* begin STORED ROWS *

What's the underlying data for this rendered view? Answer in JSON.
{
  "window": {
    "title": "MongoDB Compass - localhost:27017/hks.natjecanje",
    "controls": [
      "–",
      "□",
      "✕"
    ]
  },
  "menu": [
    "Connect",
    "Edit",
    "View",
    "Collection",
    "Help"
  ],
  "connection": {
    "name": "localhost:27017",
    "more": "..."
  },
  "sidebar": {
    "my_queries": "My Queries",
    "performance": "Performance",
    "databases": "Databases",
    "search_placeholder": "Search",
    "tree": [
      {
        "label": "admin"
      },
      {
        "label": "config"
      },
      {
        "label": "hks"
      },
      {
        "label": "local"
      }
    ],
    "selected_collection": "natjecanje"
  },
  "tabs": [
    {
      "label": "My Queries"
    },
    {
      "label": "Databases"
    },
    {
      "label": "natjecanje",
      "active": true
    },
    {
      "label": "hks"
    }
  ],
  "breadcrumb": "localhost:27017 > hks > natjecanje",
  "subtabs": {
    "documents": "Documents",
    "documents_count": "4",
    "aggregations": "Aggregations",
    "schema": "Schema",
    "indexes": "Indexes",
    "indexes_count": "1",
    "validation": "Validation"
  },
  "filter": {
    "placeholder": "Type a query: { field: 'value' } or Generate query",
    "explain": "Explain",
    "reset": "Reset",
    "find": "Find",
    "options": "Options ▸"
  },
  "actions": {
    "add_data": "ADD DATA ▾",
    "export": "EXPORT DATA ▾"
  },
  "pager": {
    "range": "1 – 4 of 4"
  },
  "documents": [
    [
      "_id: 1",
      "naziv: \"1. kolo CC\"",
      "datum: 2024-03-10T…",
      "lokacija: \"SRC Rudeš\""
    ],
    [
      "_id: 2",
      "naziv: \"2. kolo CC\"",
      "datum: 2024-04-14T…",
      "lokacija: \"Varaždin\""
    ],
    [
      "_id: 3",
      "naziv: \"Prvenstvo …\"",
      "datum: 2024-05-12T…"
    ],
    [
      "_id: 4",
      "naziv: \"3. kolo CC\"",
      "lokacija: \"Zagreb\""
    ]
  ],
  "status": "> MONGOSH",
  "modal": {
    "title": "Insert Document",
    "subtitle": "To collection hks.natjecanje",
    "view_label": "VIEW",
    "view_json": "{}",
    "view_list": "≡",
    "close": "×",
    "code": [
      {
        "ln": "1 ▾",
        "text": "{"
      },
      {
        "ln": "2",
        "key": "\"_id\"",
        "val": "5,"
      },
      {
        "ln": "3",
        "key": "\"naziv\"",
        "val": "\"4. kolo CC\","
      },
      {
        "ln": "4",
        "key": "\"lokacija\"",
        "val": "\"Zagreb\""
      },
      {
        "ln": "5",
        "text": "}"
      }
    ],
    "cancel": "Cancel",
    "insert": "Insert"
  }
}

* end STORED ROWS *

- _WRITTEN EXERCISE_:
Take the material above and return all of it exactly.

- _FINISHED EXERCISE_:
What's the underlying data for this rendered view? Answer in JSON.
{
  "window": {
    "title": "MongoDB Compass - localhost:27017/hks.natjecanje",
    "controls": [
      "–",
      "□",
      "✕"
    ]
  },
  "menu": [
    "Connect",
    "Edit",
    "View",
    "Collection",
    "Help"
  ],
  "connection": {
    "name": "localhost:27017",
    "more": "..."
  },
  "sidebar": {
    "my_queries": "My Queries",
    "performance": "Performance",
    "databases": "Databases",
    "search_placeholder": "Search",
    "tree": [
      {
        "label": "admin"
      },
      {
        "label": "config"
      },
      {
        "label": "hks"
      },
      {
        "label": "local"
      }
    ],
    "selected_collection": "natjecanje"
  },
  "tabs": [
    {
      "label": "My Queries"
    },
    {
      "label": "Databases"
    },
    {
      "label": "natjecanje",
      "active": true
    },
    {
      "label": "hks"
    }
  ],
  "breadcrumb": "localhost:27017 > hks > natjecanje",
  "subtabs": {
    "documents": "Documents",
    "documents_count": "4",
    "aggregations": "Aggregations",
    "schema": "Schema",
    "indexes": "Indexes",
    "indexes_count": "1",
    "validation": "Validation"
  },
  "filter": {
    "placeholder": "Type a query: { field: 'value' } or Generate query",
    "explain": "Explain",
    "reset": "Reset",
    "find": "Find",
    "options": "Options ▸"
  },
  "actions": {
    "add_data": "ADD DATA ▾",
    "export": "EXPORT DATA ▾"
  },
  "pager": {
    "range": "1 – 4 of 4"
  },
  "documents": [
    [
      "_id: 1",
      "naziv: \"1. kolo CC\"",
      "datum: 2024-03-10T…",
      "lokacija: \"SRC Rudeš\""
    ],
    [
      "_id: 2",
      "naziv: \"2. kolo CC\"",
      "datum: 2024-04-14T…",
      "lokacija: \"Varaždin\""
    ],
    [
      "_id: 3",
      "naziv: \"Prvenstvo …\"",
      "datum: 2024-05-12T…"
    ],
    [
      "_id: 4",
      "naziv: \"3. kolo CC\"",
      "lokacija: \"Zagreb\""
    ]
  ],
  "status": "> MONGOSH",
  "modal": {
    "title": "Insert Document",
    "subtitle": "To collection hks.natjecanje",
    "view_label": "VIEW",
    "view_json": "{}",
    "view_list": "≡",
    "close": "×",
    "code": [
      {
        "ln": "1 ▾",
        "text": "{"
      },
      {
        "ln": "2",
        "key": "\"_id\"",
        "val": "5,"
      },
      {
        "ln": "3",
        "key": "\"naziv\"",
        "val": "\"4. kolo CC\","
      },
      {
        "ln": "4",
        "key": "\"lokacija\"",
        "val": "\"Zagreb\""
      },
      {
        "ln": "5",
        "text": "}"
      }
    ],
    "cancel": "Cancel",
    "insert": "Insert"
  }
}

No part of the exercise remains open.